---------- Supplied records ----------

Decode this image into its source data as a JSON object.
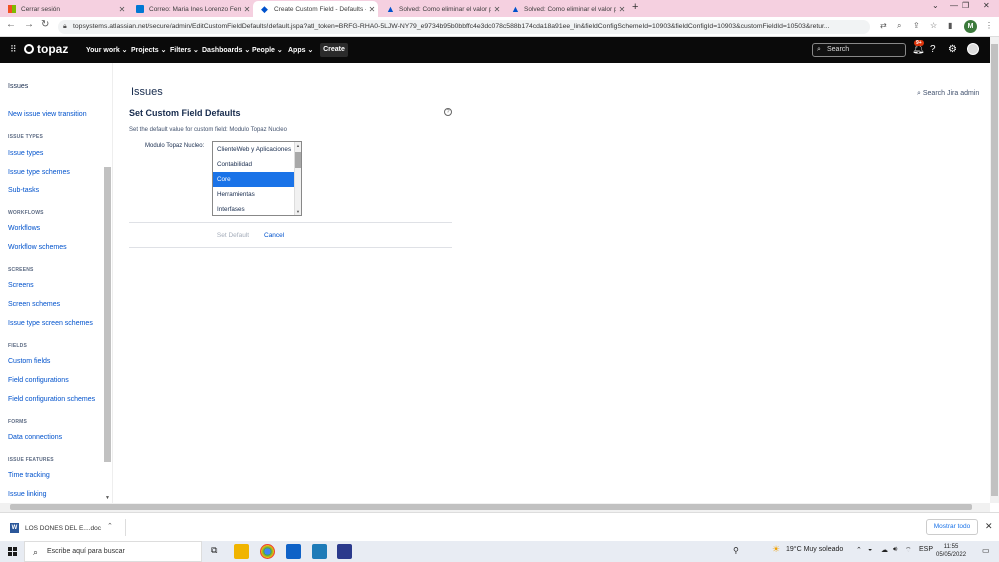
{
  "browser": {
    "tabs": [
      {
        "label": "Cerrar sesión",
        "active": false
      },
      {
        "label": "Correo: Maria Ines Lorenzo Ferna",
        "active": false
      },
      {
        "label": "Create Custom Field - Defaults -",
        "active": true
      },
      {
        "label": "Solved: Como eliminar el valor p",
        "active": false
      },
      {
        "label": "Solved: Como eliminar el valor p",
        "active": false
      }
    ],
    "url": "topsystems.atlassian.net/secure/admin/EditCustomFieldDefaults!default.jspa?atl_token=BRFG-RHA0-5LJW-NY79_e9734b95b0bbffc4e3dc078c588b174cda18a91ee_lin&fieldConfigSchemeId=10903&fieldConfigId=10903&customFieldId=10503&retur...",
    "profile_initial": "M"
  },
  "jira_nav": {
    "logo_text": "topaz",
    "items": [
      "Your work",
      "Projects",
      "Filters",
      "Dashboards",
      "People",
      "Apps"
    ],
    "create_label": "Create",
    "search_placeholder": "Search",
    "notifications_badge": "9+"
  },
  "sidebar": {
    "title": "Issues",
    "top_link": "New issue view transition",
    "sections": [
      {
        "heading": "ISSUE TYPES",
        "links": [
          "Issue types",
          "Issue type schemes",
          "Sub-tasks"
        ]
      },
      {
        "heading": "WORKFLOWS",
        "links": [
          "Workflows",
          "Workflow schemes"
        ]
      },
      {
        "heading": "SCREENS",
        "links": [
          "Screens",
          "Screen schemes",
          "Issue type screen schemes"
        ]
      },
      {
        "heading": "FIELDS",
        "links": [
          "Custom fields",
          "Field configurations",
          "Field configuration schemes"
        ]
      },
      {
        "heading": "FORMS",
        "links": [
          "Data connections"
        ]
      },
      {
        "heading": "ISSUE FEATURES",
        "links": [
          "Time tracking",
          "Issue linking"
        ]
      }
    ]
  },
  "main": {
    "page_title": "Issues",
    "admin_search": "Search Jira admin",
    "section_title": "Set Custom Field Defaults",
    "description": "Set the default value for custom field: Modulo Topaz Nucleo",
    "field_label": "Modulo Topaz Nucleo:",
    "options": [
      "ClienteWeb y Aplicaciones",
      "Contabilidad",
      "Core",
      "Herramientas",
      "Interfases"
    ],
    "selected_option": "Core",
    "set_default_label": "Set Default",
    "cancel_label": "Cancel"
  },
  "downloads": {
    "file_name": "LOS DONES DEL E....doc",
    "show_all_label": "Mostrar todo"
  },
  "taskbar": {
    "search_placeholder": "Escribe aquí para buscar",
    "weather": "19°C  Muy soleado",
    "language": "ESP",
    "time": "11:55",
    "date": "05/05/2022"
  }
}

----------

### Set exercise:
Gather every line from the listing above in which "Create" appears, and copy those lines.

### The result:
        "label": "Create Custom Field - Defaults -",
    "create_label": "Create",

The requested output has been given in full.